WHAT THE TASK ASKS -
Repeat each entry as written and leave the images out of the copy.

DATA FOR THE TASK -
....
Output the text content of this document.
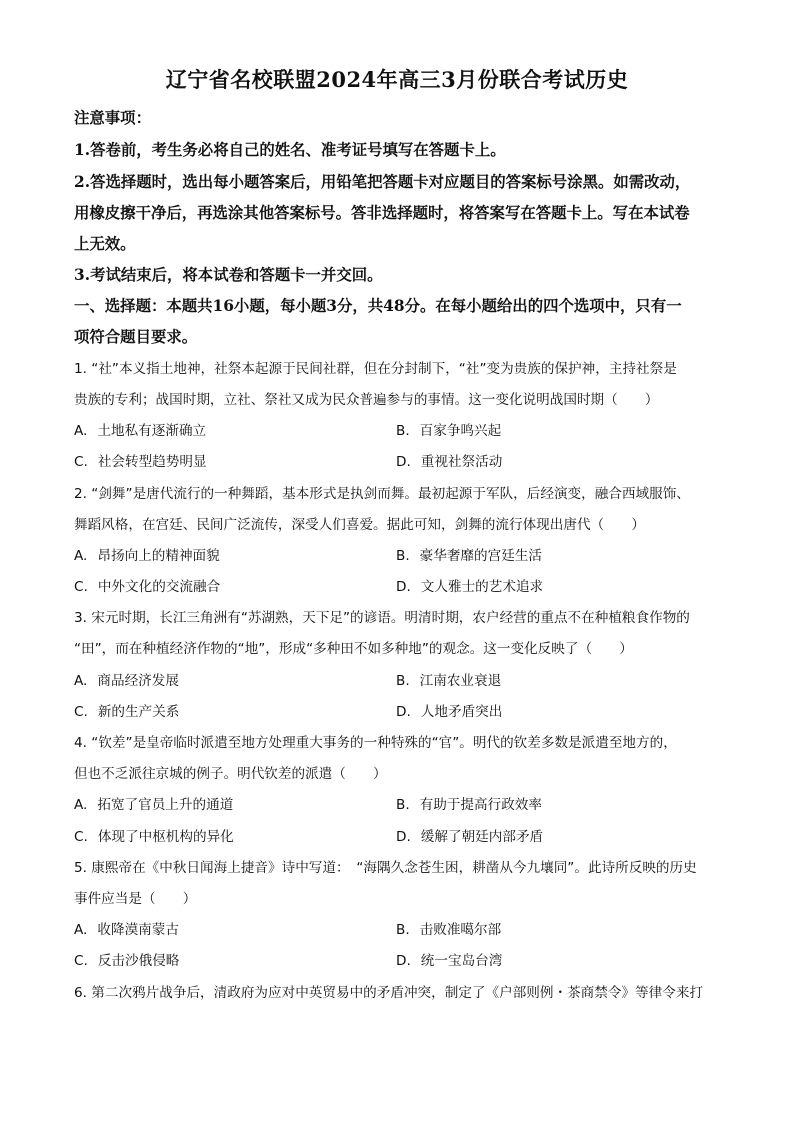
辽宁省名校联盟2024年高三3月份联合考试历史
注意事项：
1.答卷前，考生务必将自己的姓名、准考证号填写在答题卡上。
2.答选择题时，选出每小题答案后，用铅笔把答题卡对应题目的答案标号涂黑。如需改动，
用橡皮擦干净后，再选涂其他答案标号。答非选择题时，将答案写在答题卡上。写在本试卷
上无效。
3.考试结束后，将本试卷和答题卡一并交回。
一、选择题：本题共16小题，每小题3分，共48分。在每小题给出的四个选项中，只有一
项符合题目要求。
1. “社”本义指土地神，社祭本起源于民间社群，但在分封制下，“社”变为贵族的保护神，主持社祭是
贵族的专利；战国时期，立社、祭社又成为民众普遍参与的事情。这一变化说明战国时期（　　）
A. 土地私有逐渐确立	B. 百家争鸣兴起
C. 社会转型趋势明显	D. 重视社祭活动
2. “剑舞”是唐代流行的一种舞蹈，基本形式是执剑而舞。最初起源于军队，后经演变，融合西域服饰、
舞蹈风格，在宫廷、民间广泛流传，深受人们喜爱。据此可知，剑舞的流行体现出唐代（　　）
A. 昂扬向上的精神面貌	B. 豪华奢靡的宫廷生活
C. 中外文化的交流融合	D. 文人雅士的艺术追求
3. 宋元时期，长江三角洲有“苏湖熟，天下足”的谚语。明清时期，农户经营的重点不在种植粮食作物的
“田”，而在种植经济作物的“地”，形成“多种田不如多种地”的观念。这一变化反映了（　　）
A. 商品经济发展	B. 江南农业衰退
C. 新的生产关系	D. 人地矛盾突出
4. “钦差”是皇帝临时派遣至地方处理重大事务的一种特殊的“官”。明代的钦差多数是派遣至地方的，
但也不乏派往京城的例子。明代钦差的派遣（　　）
A. 拓宽了官员上升的通道	B. 有助于提高行政效率
C. 体现了中枢机构的异化	D. 缓解了朝廷内部矛盾
5. 康熙帝在《中秋日闻海上捷音》诗中写道：　“海隅久念苍生困，耕凿从今九壤同”。此诗所反映的历史
事件应当是（　　）
A. 收降漠南蒙古	B. 击败准噶尔部
C. 反击沙俄侵略	D. 统一宝岛台湾
6. 第二次鸦片战争后，清政府为应对中英贸易中的矛盾冲突，制定了《户部则例・茶商禁令》等律令来打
....
RESULT OF THIS TASK -
Output the text content of this document.
辽宁省名校联盟2024年高三3月份联合考试历史
注意事项：
1.答卷前，考生务必将自己的姓名、准考证号填写在答题卡上。
2.答选择题时，选出每小题答案后，用铅笔把答题卡对应题目的答案标号涂黑。如需改动，
用橡皮擦干净后，再选涂其他答案标号。答非选择题时，将答案写在答题卡上。写在本试卷
上无效。
3.考试结束后，将本试卷和答题卡一并交回。
一、选择题：本题共16小题，每小题3分，共48分。在每小题给出的四个选项中，只有一
项符合题目要求。
1. “社”本义指土地神，社祭本起源于民间社群，但在分封制下，“社”变为贵族的保护神，主持社祭是
贵族的专利；战国时期，立社、祭社又成为民众普遍参与的事情。这一变化说明战国时期（　　）
A. 土地私有逐渐确立	B. 百家争鸣兴起
C. 社会转型趋势明显	D. 重视社祭活动
2. “剑舞”是唐代流行的一种舞蹈，基本形式是执剑而舞。最初起源于军队，后经演变，融合西域服饰、
舞蹈风格，在宫廷、民间广泛流传，深受人们喜爱。据此可知，剑舞的流行体现出唐代（　　）
A. 昂扬向上的精神面貌	B. 豪华奢靡的宫廷生活
C. 中外文化的交流融合	D. 文人雅士的艺术追求
3. 宋元时期，长江三角洲有“苏湖熟，天下足”的谚语。明清时期，农户经营的重点不在种植粮食作物的
“田”，而在种植经济作物的“地”，形成“多种田不如多种地”的观念。这一变化反映了（　　）
A. 商品经济发展	B. 江南农业衰退
C. 新的生产关系	D. 人地矛盾突出
4. “钦差”是皇帝临时派遣至地方处理重大事务的一种特殊的“官”。明代的钦差多数是派遣至地方的，
但也不乏派往京城的例子。明代钦差的派遣（　　）
A. 拓宽了官员上升的通道	B. 有助于提高行政效率
C. 体现了中枢机构的异化	D. 缓解了朝廷内部矛盾
5. 康熙帝在《中秋日闻海上捷音》诗中写道：　“海隅久念苍生困，耕凿从今九壤同”。此诗所反映的历史
事件应当是（　　）
A. 收降漠南蒙古	B. 击败准噶尔部
C. 反击沙俄侵略	D. 统一宝岛台湾
6. 第二次鸦片战争后，清政府为应对中英贸易中的矛盾冲突，制定了《户部则例・茶商禁令》等律令来打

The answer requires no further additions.